:: Records

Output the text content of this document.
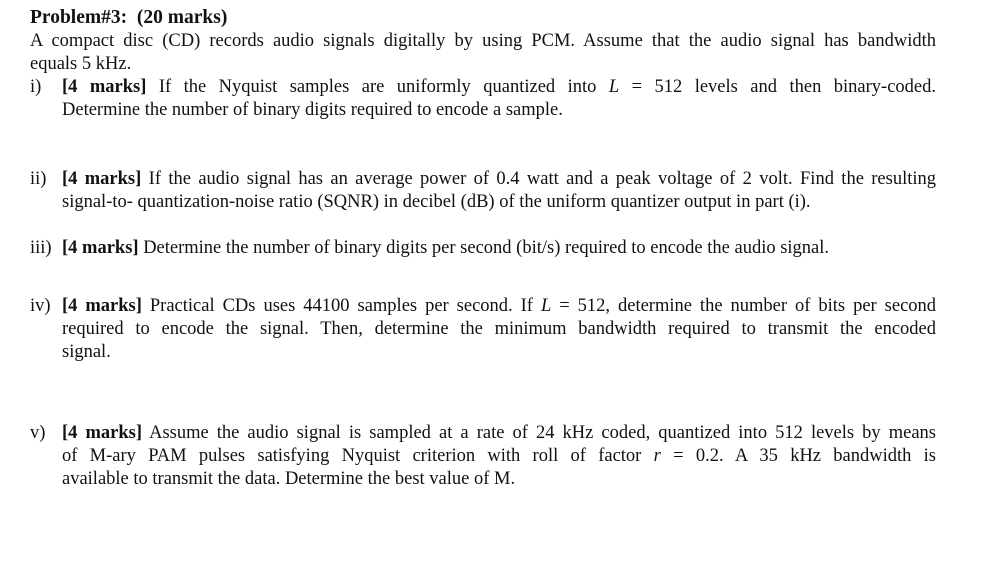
Problem#3: (20 marks)

A compact disc (CD) records audio signals digitally by using PCM. Assume that the audio signal has bandwidth
equals 5 kHz.
i) [4 marks] If the Nyquist samples are uniformly quantized into L = 512 levels and then binary-coded.
Determine the number of binary digits required to encode a sample.
ii) [4 marks] If the audio signal has an average power of 0.4 watt and a peak voltage of 2 volt. Find the resulting
signal-to- quantization-noise ratio (SQNR) in decibel (dB) of the uniform quantizer output in part (i).
iii) [4 marks] Determine the number of binary digits per second (bit/s) required to encode the audio signal.
iv) [4 marks] Practical CDs uses 44100 samples per second. If L = 512, determine the number of bits per second
required to encode the signal. Then, determine the minimum bandwidth required to transmit the encoded
signal.
v) [4 marks] Assume the audio signal is sampled at a rate of 24 kHz coded, quantized into 512 levels by means
of M-ary PAM pulses satisfying Nyquist criterion with roll of factor r = 0.2. A 35 kHz bandwidth is
available to transmit the data. Determine the best value of M.
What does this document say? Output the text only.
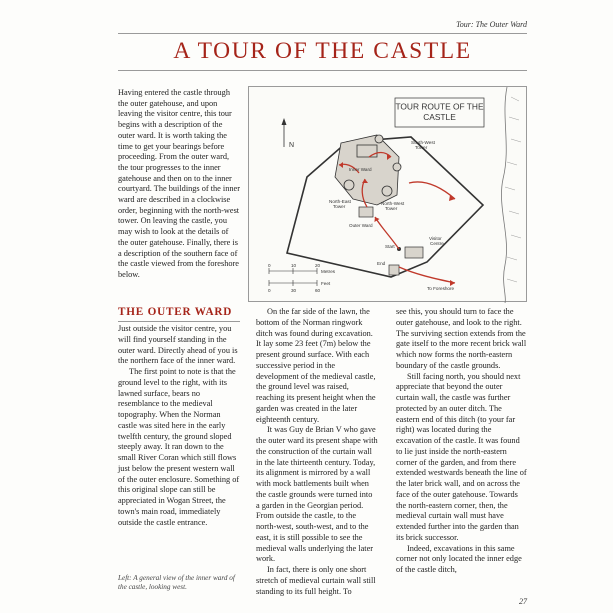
Tour: The Outer Ward
A TOUR OF THE CASTLE

Having entered the castle through the outer gatehouse, and upon leaving the visitor centre, this tour begins with a description of the outer ward. It is worth taking the time to get your bearings before proceeding. From the outer ward, the tour progresses to the inner gatehouse and then on to the inner courtyard. The buildings of the inner ward are described in a clockwise order, beginning with the north-west tower. On leaving the castle, you may wish to look at the details of the outer gatehouse. Finally, there is a description of the southern face of the castle viewed from the foreshore below.

TOUR ROUTE OF THE
CASTLE
N	South-West
Tower
Inner Ward
North-East
Tower
North-West
Tower
Outer Ward
Visitor
Centre
Start
End
To Foreshore
0	10	20
Metres
0	30	60
Feet
THE OUTER WARD

Just outside the visitor centre, you will find yourself standing in the outer ward. Directly ahead of you is the northern face of the inner ward.

The first point to note is that the ground level to the right, with its lawned surface, bears no resemblance to the medieval topography. When the Norman castle was sited here in the early twelfth century, the ground sloped steeply away. It ran down to the small River Coran which still flows just below the present western wall of the outer enclosure. Something of this original slope can still be appreciated in Wogan Street, the town's main road, immediately outside the castle entrance.

On the far side of the lawn, the bottom of the Norman ringwork ditch was found during excavation. It lay some 23 feet (7m) below the present ground surface. With each successive period in the development of the medieval castle, the ground level was raised, reaching its present height when the garden was created in the later eighteenth century.

It was Guy de Brian V who gave the outer ward its present shape with the construction of the curtain wall in the late thirteenth century. Today, its alignment is mirrored by a wall with mock battlements built when the castle grounds were turned into a garden in the Georgian period. From outside the castle, to the north-west, south-west, and to the east, it is still possible to see the medieval walls underlying the later work.

In fact, there is only one short stretch of medieval curtain wall still standing to its full height. To

see this, you should turn to face the outer gatehouse, and look to the right. The surviving section extends from the gate itself to the more recent brick wall which now forms the north-eastern boundary of the castle grounds.

Still facing north, you should next appreciate that beyond the outer curtain wall, the castle was further protected by an outer ditch. The eastern end of this ditch (to your far right) was located during the excavation of the castle. It was found to lie just inside the north-eastern corner of the garden, and from there extended westwards beneath the line of the later brick wall, and on across the face of the outer gatehouse. Towards the north-eastern corner, then, the medieval curtain wall must have extended further into the garden than its brick successor.

Indeed, excavations in this same corner not only located the inner edge of the castle ditch,

Left: A general view of the inner ward of the castle, looking west.

27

::::

-- Request --
Pictures are excluded; repeat every record exactly.

-- Final result --
Output the text content of this document.
Problem#3: (20 marks)

A compact disc (CD) records audio signals digitally by using PCM. Assume that the audio signal has bandwidth
equals 5 kHz.
i) [4 marks] If the Nyquist samples are uniformly quantized into L = 512 levels and then binary-coded.
Determine the number of binary digits required to encode a sample.
ii) [4 marks] If the audio signal has an average power of 0.4 watt and a peak voltage of 2 volt. Find the resulting
signal-to- quantization-noise ratio (SQNR) in decibel (dB) of the uniform quantizer output in part (i).
iii) [4 marks] Determine the number of binary digits per second (bit/s) required to encode the audio signal.
iv) [4 marks] Practical CDs uses 44100 samples per second. If L = 512, determine the number of bits per second
required to encode the signal. Then, determine the minimum bandwidth required to transmit the encoded
signal.
v) [4 marks] Assume the audio signal is sampled at a rate of 24 kHz coded, quantized into 512 levels by means
of M-ary PAM pulses satisfying Nyquist criterion with roll of factor r = 0.2. A 35 kHz bandwidth is
available to transmit the data. Determine the best value of M.
What does this document say? Output the text only.
Tour: The Outer Ward
A TOUR OF THE CASTLE

Having entered the castle through the outer gatehouse, and upon leaving the visitor centre, this tour begins with a description of the outer ward. It is worth taking the time to get your bearings before proceeding. From the outer ward, the tour progresses to the inner gatehouse and then on to the inner courtyard. The buildings of the inner ward are described in a clockwise order, beginning with the north-west tower. On leaving the castle, you may wish to look at the details of the outer gatehouse. Finally, there is a description of the southern face of the castle viewed from the foreshore below.

TOUR ROUTE OF THE
CASTLE
N	South-West
Tower
Inner Ward
North-East
Tower
North-West
Tower
Outer Ward
Visitor
Centre
Start
End
To Foreshore
0	10	20
Metres
0	30	60
Feet
THE OUTER WARD

Just outside the visitor centre, you will find yourself standing in the outer ward. Directly ahead of you is the northern face of the inner ward.

The first point to note is that the ground level to the right, with its lawned surface, bears no resemblance to the medieval topography. When the Norman castle was sited here in the early twelfth century, the ground sloped steeply away. It ran down to the small River Coran which still flows just below the present western wall of the outer enclosure. Something of this original slope can still be appreciated in Wogan Street, the town's main road, immediately outside the castle entrance.

On the far side of the lawn, the bottom of the Norman ringwork ditch was found during excavation. It lay some 23 feet (7m) below the present ground surface. With each successive period in the development of the medieval castle, the ground level was raised, reaching its present height when the garden was created in the later eighteenth century.

It was Guy de Brian V who gave the outer ward its present shape with the construction of the curtain wall in the late thirteenth century. Today, its alignment is mirrored by a wall with mock battlements built when the castle grounds were turned into a garden in the Georgian period. From outside the castle, to the north-west, south-west, and to the east, it is still possible to see the medieval walls underlying the later work.

In fact, there is only one short stretch of medieval curtain wall still standing to its full height. To

see this, you should turn to face the outer gatehouse, and look to the right. The surviving section extends from the gate itself to the more recent brick wall which now forms the north-eastern boundary of the castle grounds.

Still facing north, you should next appreciate that beyond the outer curtain wall, the castle was further protected by an outer ditch. The eastern end of this ditch (to your far right) was located during the excavation of the castle. It was found to lie just inside the north-eastern corner of the garden, and from there extended westwards beneath the line of the later brick wall, and on across the face of the outer gatehouse. Towards the north-eastern corner, then, the medieval curtain wall must have extended further into the garden than its brick successor.

Indeed, excavations in this same corner not only located the inner edge of the castle ditch,

Left: A general view of the inner ward of the castle, looking west.

27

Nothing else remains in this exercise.